Part of a data file:

━━━━━━━━━━━━━━━━

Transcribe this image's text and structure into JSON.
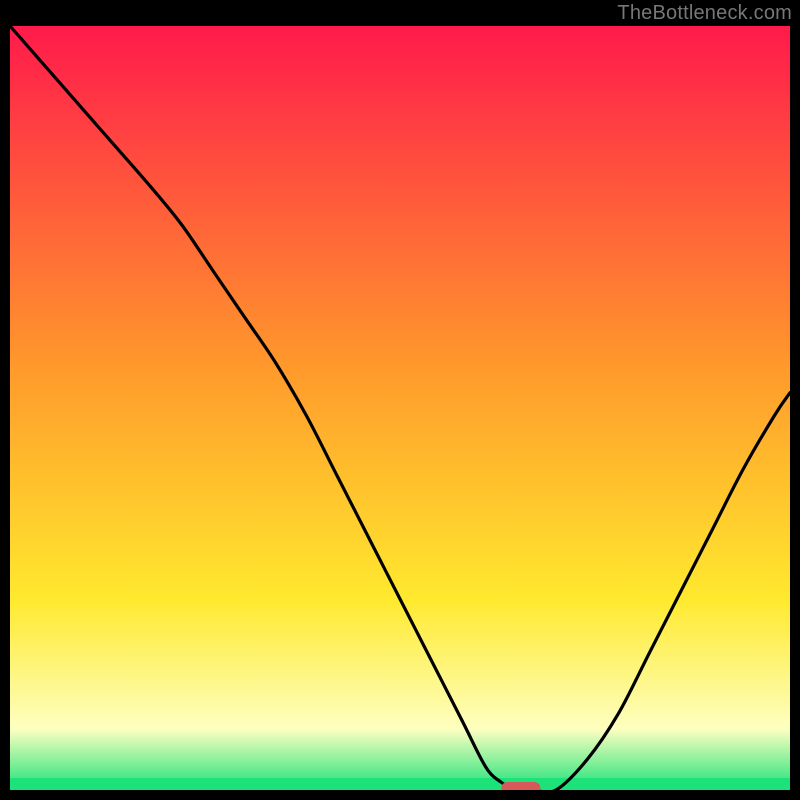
{
  "watermark": "TheBottleneck.com",
  "colors": {
    "frame": "#000000",
    "curve": "#000000",
    "marker": "#d65a5a",
    "grad_top": "#ff1a4b",
    "grad_orange": "#ff9a2b",
    "grad_yellow": "#ffe92e",
    "grad_pale": "#feffc0",
    "grad_green": "#1de27a"
  },
  "chart_data": {
    "type": "line",
    "title": "",
    "xlabel": "",
    "ylabel": "",
    "xlim": [
      0,
      100
    ],
    "ylim": [
      0,
      100
    ],
    "x": [
      0,
      6,
      12,
      18,
      22,
      26,
      30,
      34,
      38,
      42,
      46,
      50,
      54,
      58,
      61,
      63,
      65,
      67,
      70,
      74,
      78,
      82,
      86,
      90,
      94,
      98,
      100
    ],
    "y": [
      100,
      93,
      86,
      79,
      74,
      68,
      62,
      56,
      49,
      41,
      33,
      25,
      17,
      9,
      3,
      1,
      0,
      0,
      0,
      4,
      10,
      18,
      26,
      34,
      42,
      49,
      52
    ],
    "marker": {
      "x_range": [
        63,
        68
      ],
      "y": 0
    }
  }
}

━━━━━━━━━━━━━━━━

Without including any picture, repeat the data exactly.

Transcribe this image's text and structure into JSON.
{
  "watermark": "TheBottleneck.com",
  "colors": {
    "frame": "#000000",
    "curve": "#000000",
    "marker": "#d65a5a",
    "grad_top": "#ff1a4b",
    "grad_orange": "#ff9a2b",
    "grad_yellow": "#ffe92e",
    "grad_pale": "#feffc0",
    "grad_green": "#1de27a"
  },
  "chart_data": {
    "type": "line",
    "title": "",
    "xlabel": "",
    "ylabel": "",
    "xlim": [
      0,
      100
    ],
    "ylim": [
      0,
      100
    ],
    "x": [
      0,
      6,
      12,
      18,
      22,
      26,
      30,
      34,
      38,
      42,
      46,
      50,
      54,
      58,
      61,
      63,
      65,
      67,
      70,
      74,
      78,
      82,
      86,
      90,
      94,
      98,
      100
    ],
    "y": [
      100,
      93,
      86,
      79,
      74,
      68,
      62,
      56,
      49,
      41,
      33,
      25,
      17,
      9,
      3,
      1,
      0,
      0,
      0,
      4,
      10,
      18,
      26,
      34,
      42,
      49,
      52
    ],
    "marker": {
      "x_range": [
        63,
        68
      ],
      "y": 0
    }
  }
}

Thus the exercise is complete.